-- Begin Data excerpts --

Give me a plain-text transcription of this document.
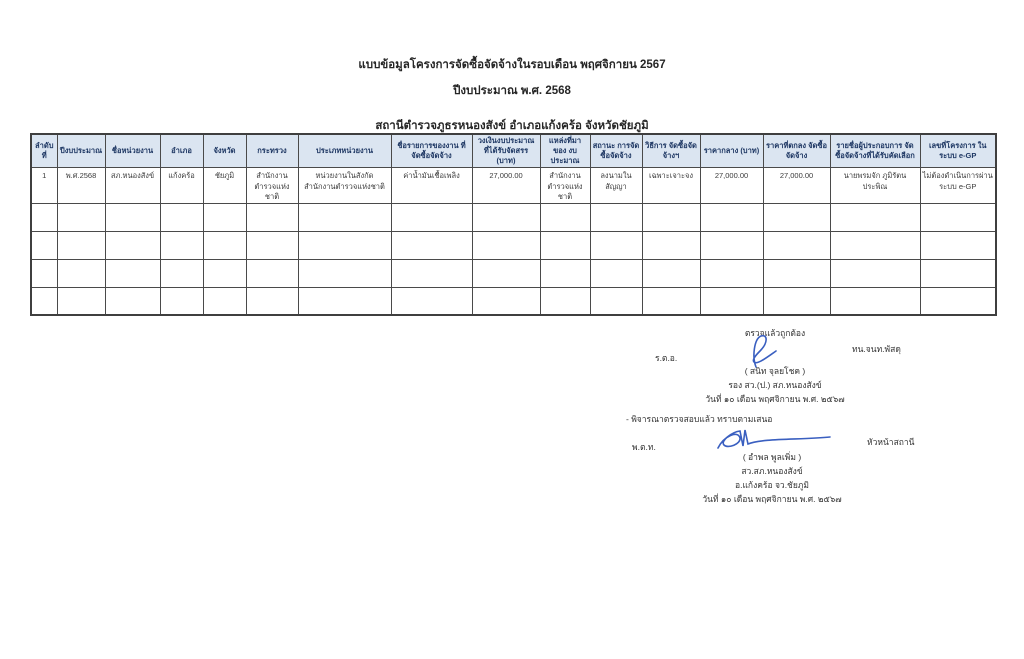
แบบข้อมูลโครงการจัดซื้อจัดจ้างในรอบเดือน พฤศจิกายน 2567
ปีงบประมาณ พ.ศ. 2568
สถานีตำรวจภูธรหนองสังข์ อำเภอแก้งคร้อ จังหวัดชัยภูมิ
ลำดับที่	ปีงบประมาณ	ชื่อหน่วยงาน	อำเภอ	จังหวัด	กระทรวง	ประเภทหน่วยงาน	ชื่อรายการของงาน ที่จัดซื้อจัดจ้าง	วงเงินงบประมาณ ที่ได้รับจัดสรร (บาท)	แหล่งที่มาของ งบประมาณ	สถานะ การจัดซื้อจัดจ้าง	วิธีการ จัดซื้อจัดจ้างฯ	ราคากลาง (บาท)	ราคาที่ตกลง จัดซื้อจัดจ้าง	รายชื่อผู้ประกอบการ จัดซื้อจัดจ้างที่ได้รับคัดเลือก	เลขที่โครงการ ในระบบ e-GP
1	พ.ศ.2568	สภ.หนองสังข์	แก้งคร้อ	ชัยภูมิ	สำนักงานตำรวจแห่งชาติ	หน่วยงานในสังกัดสำนักงานตำรวจแห่งชาติ	ค่าน้ำมันเชื้อเพลิง	27,000.00	สำนักงานตำรวจแห่งชาติ	ลงนามในสัญญา	เฉพาะเจาะจง	27,000.00	27,000.00	นายพรมจัก ภูมิรัตนประพิณ	ไม่ต้องดำเนินการผ่านระบบ e-GP

ตรวจแล้วถูกต้อง
ร.ต.อ.
ทน.จนท.พัสดุ
( สนิท จุลยโชค )
รอง สว.(ป.) สภ.หนองสังข์
วันที่ ๑๐ เดือน พฤศจิกายน พ.ศ. ๒๕๖๗
- พิจารณาตรวจสอบแล้ว ทราบตามเสนอ
พ.ต.ท.	หัวหน้าสถานี
( อำพล พูลเพิ่ม )
สว.สภ.หนองสังข์
อ.แก้งคร้อ จว.ชัยภูมิ
วันที่ ๑๐ เดือน พฤศจิกายน พ.ศ. ๒๕๖๗
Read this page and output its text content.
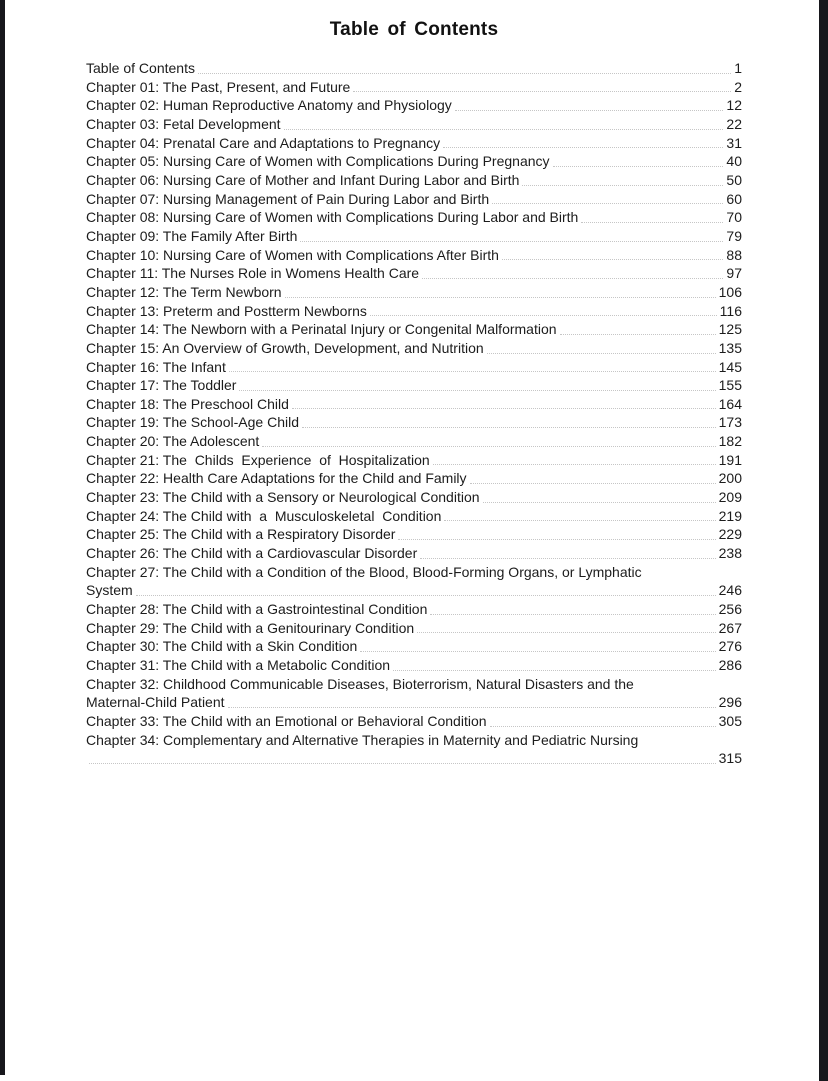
Table of Contents
Table of Contents	1
Chapter 01: The Past, Present, and Future	2
Chapter 02: Human Reproductive Anatomy and Physiology	12
Chapter 03: Fetal Development	22
Chapter 04: Prenatal Care and Adaptations to Pregnancy	31
Chapter 05: Nursing Care of Women with Complications During Pregnancy	40
Chapter 06: Nursing Care of Mother and Infant During Labor and Birth	50
Chapter 07: Nursing Management of Pain During Labor and Birth	60
Chapter 08: Nursing Care of Women with Complications During Labor and Birth	70
Chapter 09: The Family After Birth	79
Chapter 10: Nursing Care of Women with Complications After Birth	88
Chapter 11: The Nurses Role in Womens Health Care	97
Chapter 12: The Term Newborn	106
Chapter 13: Preterm and Postterm Newborns	116
Chapter 14: The Newborn with a Perinatal Injury or Congenital Malformation	125
Chapter 15: An Overview of Growth, Development, and Nutrition	135
Chapter 16: The Infant	145
Chapter 17: The Toddler	155
Chapter 18: The Preschool Child	164
Chapter 19: The School-Age Child	173
Chapter 20: The Adolescent	182
Chapter 21: The  Childs  Experience  of  Hospitalization	191
Chapter 22: Health Care Adaptations for the Child and Family	200
Chapter 23: The Child with a Sensory or Neurological Condition	209
Chapter 24: The Child with  a  Musculoskeletal  Condition	219
Chapter 25: The Child with a Respiratory Disorder	229
Chapter 26: The Child with a Cardiovascular Disorder	238
Chapter 27: The Child with a Condition of the Blood, Blood-Forming Organs, or Lymphatic
System	246
Chapter 28: The Child with a Gastrointestinal Condition	256
Chapter 29: The Child with a Genitourinary Condition	267
Chapter 30: The Child with a Skin Condition	276
Chapter 31: The Child with a Metabolic Condition	286
Chapter 32: Childhood Communicable Diseases, Bioterrorism, Natural Disasters and the
Maternal-Child Patient	296
Chapter 33: The Child with an Emotional or Behavioral Condition	305
Chapter 34: Complementary and Alternative Therapies in Maternity and Pediatric Nursing
315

-- End Data excerpts --

* _What you have to do_
Where a line in the material above holds "During", copy that line.

* _Solution to this problem_
Chapter 05: Nursing Care of Women with Complications During Pregnancy	40
Chapter 06: Nursing Care of Mother and Infant During Labor and Birth	50
Chapter 07: Nursing Management of Pain During Labor and Birth	60
Chapter 08: Nursing Care of Women with Complications During Labor and Birth	70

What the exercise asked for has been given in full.